**Cosa fare:**
(a) Nel documento, in che anno il Vescovo di Treviso lo nomina canonico della cattedrale?
(b) Modifica il passo del documento che inizia con le parole "Di questi anni" e si chiude dopo "i suoi fiori.": riscrivilo sostituendo "scolaretti" con "alunni".

**Documento:**
Di questi anni rimasero nella memoria del luogo il suo interesse per l’educazione giovanile che aveva toni alla Don Milani, la sua invettiva contro certi insegnanti che vedeva inadatti al loro ruolo. Nel 1875 viene nominato dal Vescovo di Treviso, canonico della cattedrale, cancelliere vescovile e direttore spirituale del seminario. Aveva quarant’anni. Scrive ad un amico di aver pianto amaramente lasciando i suoi parrocchiani, i suoi scolaretti, i suoi poveri e i suoi fiori.
Le testimonianze di questa fase della sua vita raccontano con meraviglia i suoi ritmi di lavoro. Si diceva che lavorava per tre! Il 16 novembre del 1884 viene consacrato vescovo a Roma a Sant’Apollinare, dal cardinale Parocchi, vicario di Papa Leone XIII. Non ha compiuto ancora 50 anni ed è vescovo di una difficile diocesi, Mantova. La sua prima preoccupazione è quella del risanamento del seminario. Anche qui abbondano gustosi aneddoti sulle sue originali maniere per risvegliare la coscienza di qualche sacerdote un po’ impigrito. Vi sono comunque alcune costanti nel comportamento che sempre lo contraddistinguono, il dormire poche ore per notte e il temperamento facile ad accendersi.  L’autore della biografia non ne fa mistero, rendendo in questo modo più autentica la storia di questo Papa e tutte le testimonianze raccolte sulla sua vita.
In questi anni ha modo di conoscere il giovane musicista Lorenzo Perosi, con cui inizierà a collaborare sulle questione della riforma della musica liturgica che tanto gli stava a cuore, di lui scrisse in una lettera “uomo che cammina per lo più nelle nuvole, ma musicista di straordinario talento”. Quando ebbe la nomina di Patriarca di Venezia, nel 1893, Perosi divenne Direttore della Cappella di S. Marco e poco dopo Direttore della Cappella Sistina a Roma. Si racconta a riguardo di un forte intervento del futuro pontefice in un convegno sul tema della musica liturgica in cui biasimò certi suoni e canti indegni della Chiesa e concluse dicendo che “se Cristo venisse di nuovo in persona a flagellare i profanatori del tempio, i primi colpi non cadrebbero questa volta sulle spalle del popolo”.

(Una sequenza di righe)
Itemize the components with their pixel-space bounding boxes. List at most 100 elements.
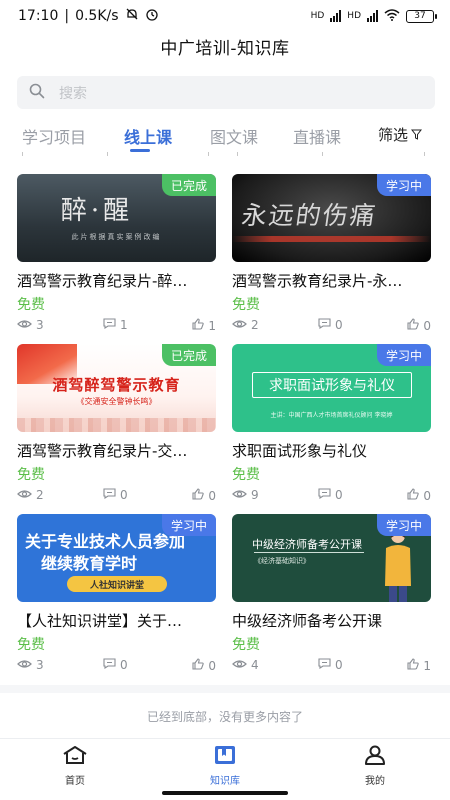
likes-stat[interactable]: 0 [407, 488, 431, 503]
course-thumbnail[interactable]: 醉·醒 此片根据真实案例改编 已完成 [17, 174, 216, 262]
likes-count: 0 [208, 658, 216, 673]
battery-level: 37 [414, 11, 426, 21]
search-input[interactable]: 搜索 [17, 76, 435, 109]
tab-live-courses[interactable]: 直播课 [293, 124, 341, 148]
course-thumbnail[interactable]: 永远的伤痛 学习中 [232, 174, 431, 262]
comments-count: 0 [120, 658, 128, 672]
views-stat: 9 [232, 488, 259, 502]
comment-icon [318, 318, 331, 332]
status-badge: 已完成 [161, 344, 216, 366]
views-stat: 3 [17, 658, 44, 672]
course-title[interactable]: 中级经济师备考公开课 [232, 610, 431, 631]
thumbnail-title: 醉·醒 [60, 196, 134, 226]
course-title[interactable]: 酒驾警示教育纪录片-交… [17, 440, 216, 461]
thumbnail-divider [254, 552, 364, 553]
views-count: 4 [251, 658, 259, 672]
comments-stat: 1 [103, 318, 128, 332]
section-divider [0, 685, 450, 693]
thumbnail-title-line-1: 关于专业技术人员参加 [25, 532, 186, 551]
course-thumbnail[interactable]: 求职面试形象与礼仪 主讲：中国广西人才市场首席礼仪顾问 李晓婷 学习中 [232, 344, 431, 432]
course-card[interactable]: 关于专业技术人员参加 继续教育学时 人社知识讲堂 学习中 【人社知识讲堂】关于…… [17, 514, 216, 674]
views-stat: 2 [232, 318, 259, 332]
thumbnail-title: 中级经济师备考公开课 [252, 538, 362, 551]
status-badge: 已完成 [161, 174, 216, 196]
nav-label-library: 知识库 [210, 776, 240, 787]
nav-item-library[interactable]: 知识库 [190, 745, 260, 787]
course-title[interactable]: 酒驾警示教育纪录片-醉… [17, 270, 216, 291]
likes-count: 0 [423, 318, 431, 333]
previous-row-peek [0, 152, 450, 160]
likes-stat[interactable]: 0 [192, 488, 216, 503]
views-count: 3 [36, 658, 44, 672]
thumbs-up-icon [407, 318, 420, 333]
course-thumbnail[interactable]: 关于专业技术人员参加 继续教育学时 人社知识讲堂 学习中 [17, 514, 216, 602]
course-card[interactable]: 中级经济师备考公开课 《经济基础知识》 学习中 中级经济师备考公开课 免费 4 … [232, 514, 431, 674]
end-of-list-message: 已经到底部，没有更多内容了 [146, 710, 303, 724]
likes-count: 0 [208, 488, 216, 503]
search-icon [29, 83, 45, 103]
profile-icon [364, 745, 386, 768]
thumbnail-subtitle: 《交通安全警钟长鸣》 [76, 397, 157, 406]
filter-button[interactable]: 筛选 [378, 124, 423, 145]
course-thumbnail[interactable]: 酒驾醉驾警示教育 《交通安全警钟长鸣》 已完成 [17, 344, 216, 432]
views-count: 2 [36, 488, 44, 502]
eye-icon [17, 318, 32, 332]
course-title[interactable]: 【人社知识讲堂】关于… [17, 610, 216, 631]
mute-icon [125, 7, 139, 25]
tab-learning-projects[interactable]: 学习项目 [22, 124, 86, 148]
alarm-icon [145, 7, 159, 25]
course-card[interactable]: 酒驾醉驾警示教育 《交通安全警钟长鸣》 已完成 酒驾警示教育纪录片-交… 免费 … [17, 344, 216, 504]
views-count: 3 [36, 318, 44, 332]
likes-count: 1 [423, 658, 431, 673]
tab-online-courses[interactable]: 线上课 [124, 124, 172, 148]
network-label-2: HD [347, 11, 361, 21]
likes-stat[interactable]: 1 [192, 318, 216, 333]
views-count: 9 [251, 488, 259, 502]
comments-count: 0 [120, 488, 128, 502]
thumbnail-pill: 人社知识讲堂 [67, 576, 167, 592]
course-card[interactable]: 求职面试形象与礼仪 主讲：中国广西人才市场首席礼仪顾问 李晓婷 学习中 求职面试… [232, 344, 431, 504]
status-badge: 学习中 [376, 174, 431, 196]
course-card[interactable]: 永远的伤痛 学习中 酒驾警示教育纪录片-永… 免费 2 0 0 [232, 174, 431, 334]
thumbnail-stripe [232, 236, 431, 242]
course-title[interactable]: 求职面试形象与礼仪 [232, 440, 431, 461]
comment-icon [103, 318, 116, 332]
eye-icon [17, 658, 32, 672]
category-tabs: 学习项目 线上课 图文课 直播课 筛选 [0, 124, 450, 152]
thumbs-up-icon [407, 658, 420, 673]
likes-stat[interactable]: 1 [407, 658, 431, 673]
course-card[interactable]: 醉·醒 此片根据真实案例改编 已完成 酒驾警示教育纪录片-醉… 免费 3 1 1 [17, 174, 216, 334]
likes-stat[interactable]: 0 [407, 318, 431, 333]
tab-graphic-courses[interactable]: 图文课 [210, 124, 258, 148]
thumbnail-subtitle: 《经济基础知识》 [254, 557, 310, 565]
thumbnail-subtitle: 此片根据真实案例改编 [71, 233, 162, 241]
course-price: 免费 [232, 467, 260, 483]
status-bar: 17:10 | 0.5K/s HD HD 37 [0, 0, 450, 32]
bottom-nav: 首页 知识库 我的 [0, 738, 450, 788]
comments-count: 0 [335, 488, 343, 502]
course-stats: 2 0 0 [232, 318, 431, 333]
signal-icon [330, 10, 342, 22]
nav-item-home[interactable]: 首页 [40, 745, 110, 787]
home-indicator[interactable] [162, 791, 288, 795]
comments-count: 0 [335, 318, 343, 332]
course-price: 免费 [17, 467, 45, 483]
course-stats: 2 0 0 [17, 488, 216, 503]
course-title[interactable]: 酒驾警示教育纪录片-永… [232, 270, 431, 291]
course-thumbnail[interactable]: 中级经济师备考公开课 《经济基础知识》 学习中 [232, 514, 431, 602]
thumbs-up-icon [407, 488, 420, 503]
comments-stat: 0 [318, 658, 343, 672]
nav-label-home: 首页 [65, 776, 85, 787]
course-price: 免费 [17, 297, 45, 313]
likes-stat[interactable]: 0 [192, 658, 216, 673]
comments-stat: 0 [318, 318, 343, 332]
home-icon [62, 745, 88, 768]
thumbnail-title: 酒驾醉驾警示教育 [52, 376, 181, 394]
comment-icon [103, 658, 116, 672]
nav-item-profile[interactable]: 我的 [340, 745, 410, 787]
status-badge: 学习中 [376, 344, 431, 366]
teacher-illustration [385, 529, 411, 602]
comments-stat: 0 [103, 658, 128, 672]
wifi-icon [384, 8, 400, 24]
thumbnail-title-line-2: 继续教育学时 [41, 554, 138, 573]
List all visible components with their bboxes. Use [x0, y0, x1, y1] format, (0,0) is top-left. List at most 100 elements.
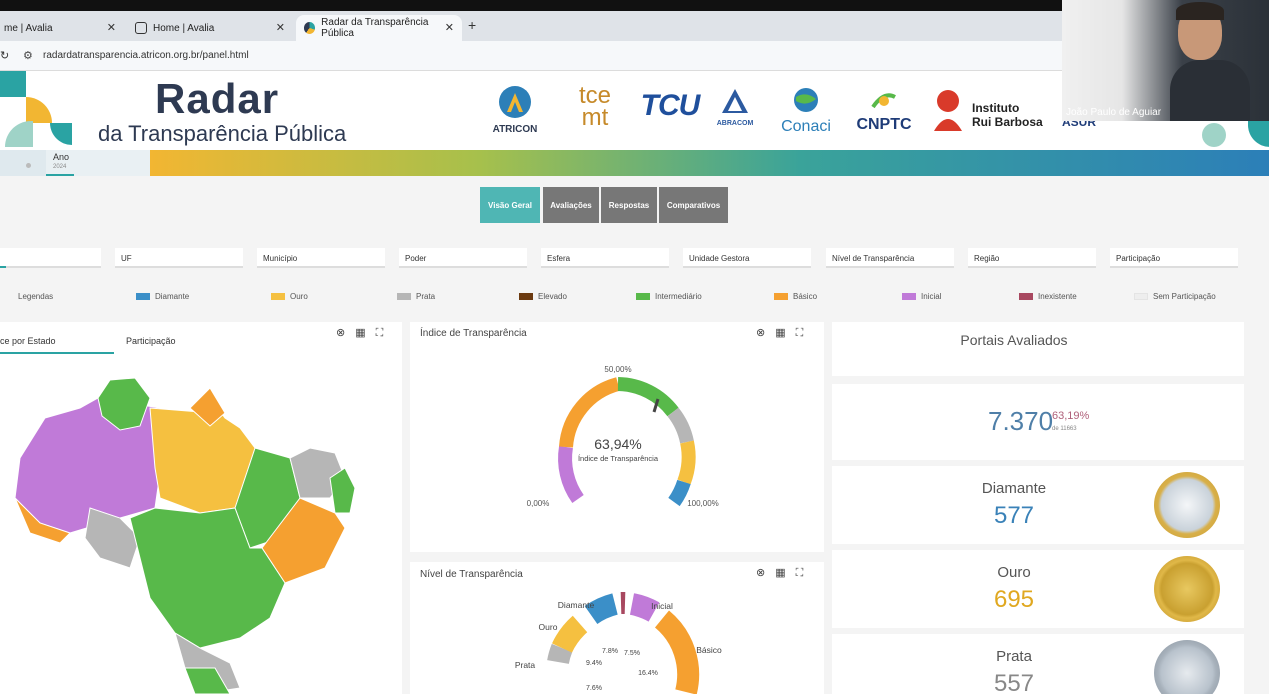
- tce-mt-logo: tce mt: [560, 84, 630, 131]
- panel-toolbar: ⊗ ▦ ⛶: [746, 326, 803, 340]
- close-icon[interactable]: ⊗: [756, 567, 765, 579]
- level-title: Nível de Transparência: [420, 569, 523, 580]
- table-icon[interactable]: ▦: [355, 327, 365, 339]
- gauge-value: 63,94%: [594, 436, 641, 452]
- filter-poder[interactable]: Poder: [399, 248, 527, 268]
- abracom-logo: ABRACOM: [709, 87, 761, 127]
- tab-visao-geral[interactable]: Visão Geral: [480, 187, 540, 223]
- tab-indice-por-estado[interactable]: ce por Estado: [0, 336, 56, 346]
- close-icon[interactable]: ⊗: [336, 327, 345, 339]
- pct-ouro: 9.4%: [586, 660, 602, 667]
- gauge-panel: Índice de Transparência ⊗ ▦ ⛶ 50,00% 0,00%…: [410, 322, 824, 552]
- person-body: [1170, 60, 1250, 121]
- legend-item: Intermediário: [636, 292, 702, 301]
- cnptc-label: CNPTC: [856, 116, 912, 133]
- tab-title: me | Avalia: [4, 22, 53, 34]
- reload-icon[interactable]: ↻: [0, 49, 9, 62]
- filter-nivel-transparencia[interactable]: Nível de Transparência: [826, 248, 954, 268]
- level-card-diamante: Diamante 577: [832, 466, 1244, 544]
- level-panel: Nível de Transparência ⊗ ▦ ⛶ Diamante Inic…: [410, 562, 824, 694]
- tab-title: Home | Avalia: [153, 22, 215, 34]
- prata-seal-icon: [1154, 640, 1220, 694]
- slice-prata: [547, 643, 573, 665]
- gauge-caption: Índice de Transparência: [578, 454, 659, 463]
- filter-uf[interactable]: UF: [115, 248, 243, 268]
- level-name: Ouro: [997, 564, 1031, 581]
- gauge-label-min: 0,00%: [527, 499, 550, 508]
- legend-swatch: [1019, 293, 1033, 300]
- page-icon: [135, 22, 147, 34]
- legend-swatch: [397, 293, 411, 300]
- expand-icon[interactable]: ⛶: [376, 327, 384, 339]
- label-prata: Prata: [515, 660, 536, 670]
- rui-barbosa-portrait-icon: [934, 90, 962, 131]
- portals-percent: 63,19%: [1052, 410, 1090, 422]
- pct-inicial: 7.5%: [624, 650, 640, 657]
- portals-of-text: de 11663: [1052, 426, 1077, 432]
- url-field[interactable]: radardatransparencia.atricon.org.br/pane…: [43, 50, 249, 61]
- label-basico: Básico: [696, 645, 722, 655]
- tab-participacao[interactable]: Participação: [126, 336, 176, 346]
- portals-title: Portais Avaliados: [960, 332, 1068, 348]
- panel-toolbar: ⊗ ▦ ⛶: [746, 566, 803, 580]
- decor-shape: [5, 121, 33, 147]
- status-dot: [26, 163, 31, 168]
- browser-tab[interactable]: me | Avalia ✕: [0, 15, 124, 41]
- tab-title: Radar da Transparência Pública: [321, 17, 429, 39]
- tcu-logo: TCU: [640, 89, 701, 123]
- browser-tab-active[interactable]: Radar da Transparência Pública ✕: [296, 15, 462, 41]
- tab-avaliacoes[interactable]: Avaliações: [543, 187, 599, 223]
- level-name: Prata: [996, 648, 1032, 665]
- close-icon[interactable]: ✕: [445, 21, 454, 34]
- new-tab-button[interactable]: +: [468, 17, 476, 33]
- label-diamante: Diamante: [558, 600, 595, 610]
- filter-municipio[interactable]: Município: [257, 248, 385, 268]
- legend-swatch: [774, 293, 788, 300]
- close-icon[interactable]: ✕: [276, 21, 285, 34]
- level-name: Diamante: [981, 480, 1047, 497]
- brand-title: Radar: [155, 75, 280, 122]
- legend-item: Inexistente: [1019, 292, 1077, 301]
- legend-item: Elevado: [519, 292, 567, 301]
- active-tab-underline: [0, 352, 114, 354]
- conaci-logo: Conaci: [774, 87, 838, 136]
- gauge-label-mid: 50,00%: [604, 365, 631, 374]
- filter-participacao[interactable]: Participação: [1110, 248, 1238, 268]
- tab-comparativos[interactable]: Comparativos: [659, 187, 728, 223]
- legend-item: Diamante: [136, 292, 189, 301]
- close-icon[interactable]: ⊗: [756, 327, 765, 339]
- legend-title: Legendas: [18, 292, 54, 301]
- tab-respostas[interactable]: Respostas: [601, 187, 657, 223]
- legend-swatch: [636, 293, 650, 300]
- filter-unidade-gestora[interactable]: Unidade Gestora: [683, 248, 811, 268]
- table-icon[interactable]: ▦: [775, 327, 785, 339]
- legend-swatch: [902, 293, 916, 300]
- filter-ano-select[interactable]: [0, 248, 101, 268]
- gauge-title: Índice de Transparência: [420, 328, 527, 339]
- radar-favicon: [304, 22, 316, 34]
- brazil-map: [14, 377, 356, 694]
- site-info-icon[interactable]: ⚙: [23, 49, 33, 62]
- filter-esfera[interactable]: Esfera: [541, 248, 669, 268]
- legend-swatch: [271, 293, 285, 300]
- level-card-ouro: Ouro 695: [832, 550, 1244, 628]
- conaci-label: Conaci: [781, 118, 831, 135]
- irb-label-bottom: Rui Barbosa: [972, 115, 1043, 129]
- level-count: 577: [993, 502, 1035, 529]
- filter-regiao[interactable]: Região: [968, 248, 1096, 268]
- portals-total: 7.370: [988, 406, 1054, 436]
- decor-shape: [0, 71, 26, 97]
- browser-tab[interactable]: Home | Avalia ✕: [127, 15, 293, 41]
- slice-ouro: [552, 615, 588, 654]
- table-icon[interactable]: ▦: [775, 567, 785, 579]
- decor-circle: [1202, 123, 1226, 147]
- atricon-logo: ATRICON: [487, 85, 543, 135]
- year-filter[interactable]: Ano 2024: [46, 150, 150, 176]
- diamante-seal-icon: [1154, 472, 1220, 538]
- close-icon[interactable]: ✕: [107, 21, 116, 34]
- gauge-label-max: 100,00%: [687, 499, 719, 508]
- tcu-label: TCU: [640, 89, 701, 122]
- expand-icon[interactable]: ⛶: [796, 327, 804, 339]
- expand-icon[interactable]: ⛶: [796, 567, 804, 579]
- mt-label: mt: [581, 104, 609, 131]
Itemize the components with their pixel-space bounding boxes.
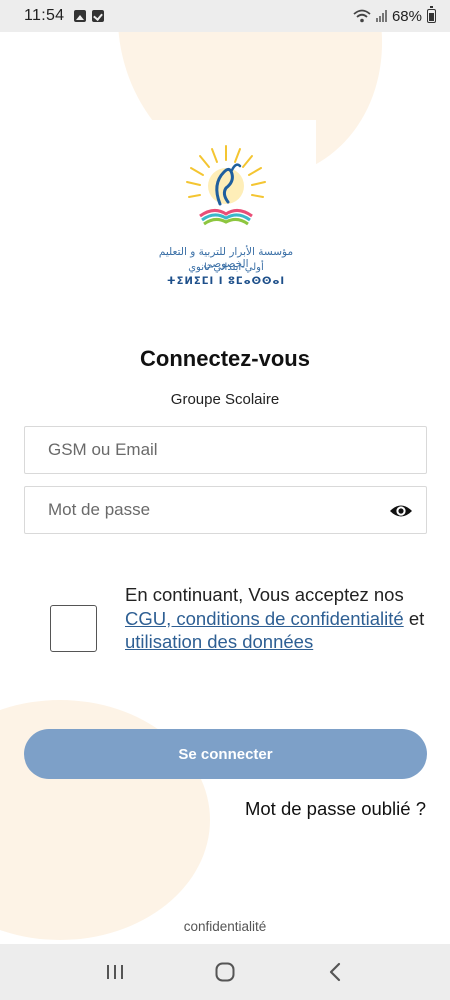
privacy-link[interactable]: confidentialité [0,919,450,934]
logo-arabic-levels: أولي-ابتدائي-ثانوي [188,262,264,273]
logo-tifinagh-name: ⵜⵉⵍⵉⵎⵏ ⵏ ⵓⵎⴰⵙⵙⴰⵏ [166,276,286,287]
signal-icon [375,10,387,22]
password-field[interactable] [24,486,427,534]
sun-rays-icon [186,145,266,226]
login-input[interactable] [48,440,426,460]
recent-apps-icon [107,965,123,979]
status-right: 68% [353,6,436,25]
status-bar: 11:54 68% [0,0,450,32]
forgot-password-link[interactable]: Mot de passe oublié ? [245,798,426,820]
password-input[interactable] [48,500,426,520]
consent-prefix: En continuant, Vous acceptez nos [125,584,404,605]
home-button[interactable] [205,952,245,992]
data-usage-link[interactable]: utilisation des données [125,631,313,652]
battery-icon [427,6,436,23]
connect-button[interactable]: Se connecter [24,729,427,779]
page-subtitle: Groupe Scolaire [170,391,280,408]
home-icon [215,962,235,982]
consent-and: et [403,607,425,629]
status-time: 11:54 [24,7,65,24]
recent-apps-button[interactable] [95,952,135,992]
eye-icon[interactable] [389,501,413,521]
notification-icons [74,10,105,22]
school-logo: مؤسسة الأبرار للتربية و التعليم الخصوصي … [136,120,316,300]
battery-percentage: 68% [391,7,422,25]
check-icon [92,10,105,22]
back-button[interactable] [315,952,355,992]
wifi-icon [353,9,371,23]
cgu-link[interactable]: CGU, conditions de confidentialité [125,608,404,629]
login-screen: 11:54 68% مؤسسة الأبرار للتربية و التعلي… [0,0,450,1000]
consent-checkbox[interactable] [50,605,97,652]
image-icon [74,10,87,22]
back-icon [329,962,341,982]
system-nav-bar [0,944,450,1000]
login-field[interactable] [24,426,427,474]
page-title: Connectez-vous [140,346,310,371]
consent-text: En continuant, Vous acceptez nos CGU, co… [125,583,425,654]
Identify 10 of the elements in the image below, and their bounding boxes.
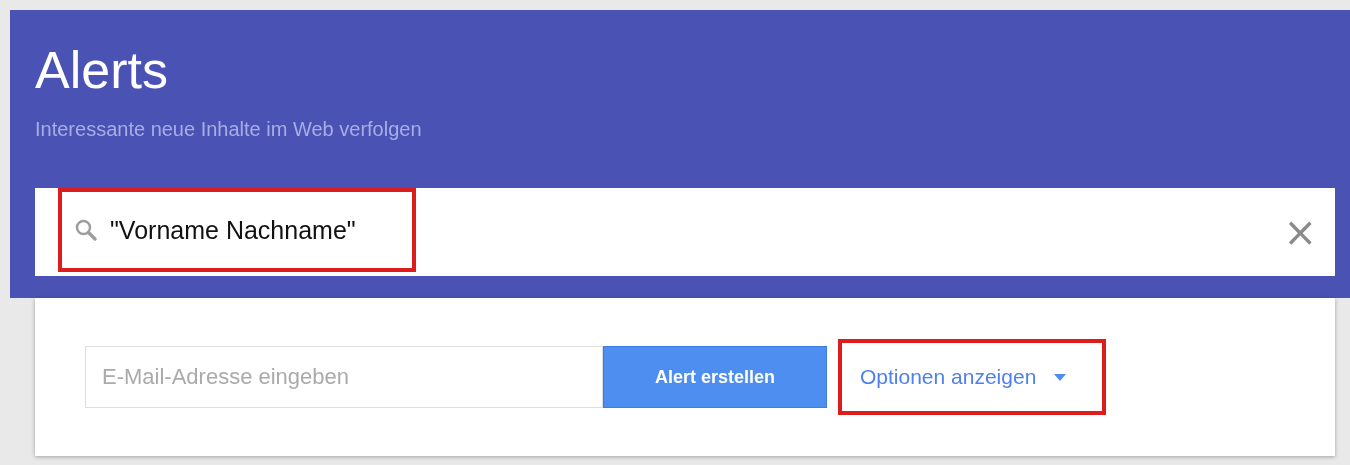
- close-button[interactable]: ×: [1277, 212, 1323, 252]
- email-input-field[interactable]: E-Mail-Adresse eingeben: [85, 346, 603, 408]
- search-query: "Vorname Nachname": [110, 215, 356, 245]
- show-options-link[interactable]: Optionen anzeigen: [860, 365, 1037, 389]
- page-title: Alerts: [35, 40, 168, 100]
- search-icon: [74, 218, 98, 242]
- caret-icon: [1054, 373, 1067, 381]
- search-field[interactable]: "Vorname Nachname" ×: [35, 188, 1335, 276]
- create-alert-button[interactable]: Alert erstellen: [603, 346, 827, 408]
- page-subtitle: Interessante neue Inhalte im Web verfolgen: [35, 118, 422, 141]
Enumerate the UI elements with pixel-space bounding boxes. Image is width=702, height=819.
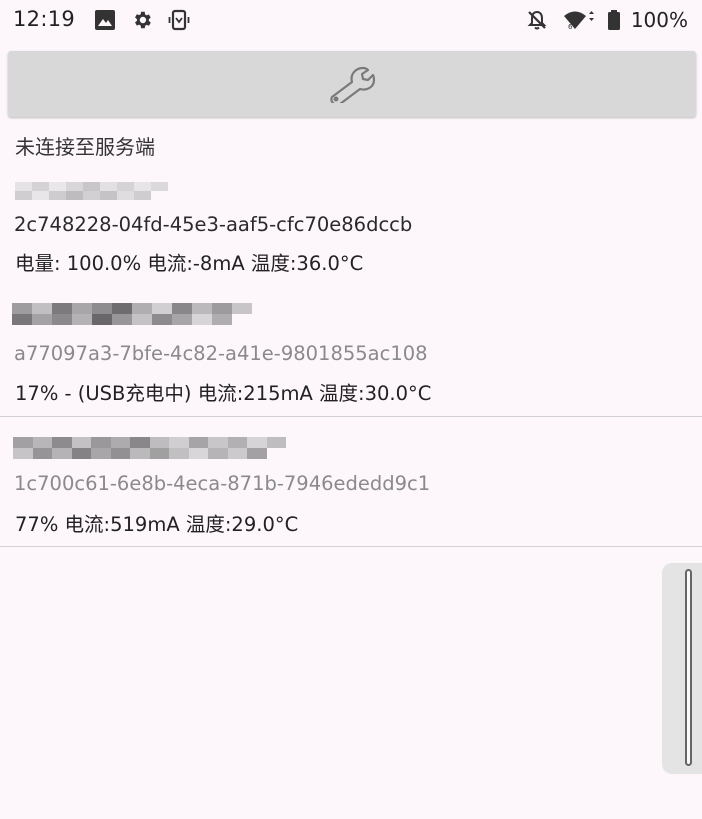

**Elenco soluzioni:**
(a) Nel 1875.

(b)
Di questi anni rimasero nella memoria del luogo il suo interesse per l’educazione giovanile che aveva toni alla Don Milani, la sua invettiva contro certi insegnanti che vedeva inadatti al loro ruolo. Nel 1875 viene nominato dal Vescovo di Treviso, canonico della cattedrale, cancelliere vescovile e direttore spirituale del seminario. Aveva quarant’anni. Scrive ad un amico di aver pianto amaramente lasciando i suoi parrocchiani, i suoi alunni, i suoi poveri e i suoi fiori.